Dataset items:
——————————

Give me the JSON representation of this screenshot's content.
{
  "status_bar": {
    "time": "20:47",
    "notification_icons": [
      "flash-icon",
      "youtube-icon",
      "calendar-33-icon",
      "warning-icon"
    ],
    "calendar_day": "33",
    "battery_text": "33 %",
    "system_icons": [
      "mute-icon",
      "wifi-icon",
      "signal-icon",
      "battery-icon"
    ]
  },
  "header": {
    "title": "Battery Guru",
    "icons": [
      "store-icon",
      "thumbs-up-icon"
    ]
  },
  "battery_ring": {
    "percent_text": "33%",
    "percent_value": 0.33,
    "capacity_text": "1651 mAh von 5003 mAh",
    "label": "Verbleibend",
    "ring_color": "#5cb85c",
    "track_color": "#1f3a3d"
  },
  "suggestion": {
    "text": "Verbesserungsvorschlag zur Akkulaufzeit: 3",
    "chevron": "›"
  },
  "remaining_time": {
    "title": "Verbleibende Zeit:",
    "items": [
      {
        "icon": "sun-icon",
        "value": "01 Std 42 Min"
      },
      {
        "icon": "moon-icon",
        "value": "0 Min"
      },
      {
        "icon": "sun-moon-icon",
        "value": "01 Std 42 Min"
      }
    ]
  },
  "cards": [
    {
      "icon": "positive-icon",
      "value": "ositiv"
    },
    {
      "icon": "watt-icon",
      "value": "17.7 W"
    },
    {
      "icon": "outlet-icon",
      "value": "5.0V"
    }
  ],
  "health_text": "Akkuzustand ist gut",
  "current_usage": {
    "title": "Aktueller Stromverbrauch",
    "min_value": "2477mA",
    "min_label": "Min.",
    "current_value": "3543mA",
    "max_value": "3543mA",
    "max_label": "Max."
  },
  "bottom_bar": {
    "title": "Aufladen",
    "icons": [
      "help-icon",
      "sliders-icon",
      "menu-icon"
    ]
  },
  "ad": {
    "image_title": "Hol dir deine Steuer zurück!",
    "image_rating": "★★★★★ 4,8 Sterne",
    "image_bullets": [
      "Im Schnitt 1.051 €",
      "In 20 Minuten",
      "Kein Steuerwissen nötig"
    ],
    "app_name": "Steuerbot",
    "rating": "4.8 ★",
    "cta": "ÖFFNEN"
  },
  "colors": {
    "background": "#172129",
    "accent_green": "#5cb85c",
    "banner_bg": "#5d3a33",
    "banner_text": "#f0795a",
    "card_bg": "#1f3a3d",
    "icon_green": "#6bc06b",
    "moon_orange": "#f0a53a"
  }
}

——————————

WHAT IS EXPECTED >> Take the records above and return them exactly as written.

THE RESPONSE >>
Give me the JSON representation of this screenshot's content.
{
  "status_bar": {
    "time": "20:47",
    "notification_icons": [
      "flash-icon",
      "youtube-icon",
      "calendar-33-icon",
      "warning-icon"
    ],
    "calendar_day": "33",
    "battery_text": "33 %",
    "system_icons": [
      "mute-icon",
      "wifi-icon",
      "signal-icon",
      "battery-icon"
    ]
  },
  "header": {
    "title": "Battery Guru",
    "icons": [
      "store-icon",
      "thumbs-up-icon"
    ]
  },
  "battery_ring": {
    "percent_text": "33%",
    "percent_value": 0.33,
    "capacity_text": "1651 mAh von 5003 mAh",
    "label": "Verbleibend",
    "ring_color": "#5cb85c",
    "track_color": "#1f3a3d"
  },
  "suggestion": {
    "text": "Verbesserungsvorschlag zur Akkulaufzeit: 3",
    "chevron": "›"
  },
  "remaining_time": {
    "title": "Verbleibende Zeit:",
    "items": [
      {
        "icon": "sun-icon",
        "value": "01 Std 42 Min"
      },
      {
        "icon": "moon-icon",
        "value": "0 Min"
      },
      {
        "icon": "sun-moon-icon",
        "value": "01 Std 42 Min"
      }
    ]
  },
  "cards": [
    {
      "icon": "positive-icon",
      "value": "ositiv"
    },
    {
      "icon": "watt-icon",
      "value": "17.7 W"
    },
    {
      "icon": "outlet-icon",
      "value": "5.0V"
    }
  ],
  "health_text": "Akkuzustand ist gut",
  "current_usage": {
    "title": "Aktueller Stromverbrauch",
    "min_value": "2477mA",
    "min_label": "Min.",
    "current_value": "3543mA",
    "max_value": "3543mA",
    "max_label": "Max."
  },
  "bottom_bar": {
    "title": "Aufladen",
    "icons": [
      "help-icon",
      "sliders-icon",
      "menu-icon"
    ]
  },
  "ad": {
    "image_title": "Hol dir deine Steuer zurück!",
    "image_rating": "★★★★★ 4,8 Sterne",
    "image_bullets": [
      "Im Schnitt 1.051 €",
      "In 20 Minuten",
      "Kein Steuerwissen nötig"
    ],
    "app_name": "Steuerbot",
    "rating": "4.8 ★",
    "cta": "ÖFFNEN"
  },
  "colors": {
    "background": "#172129",
    "accent_green": "#5cb85c",
    "banner_bg": "#5d3a33",
    "banner_text": "#f0795a",
    "card_bg": "#1f3a3d",
    "icon_green": "#6bc06b",
    "moon_orange": "#f0a53a"
  }
}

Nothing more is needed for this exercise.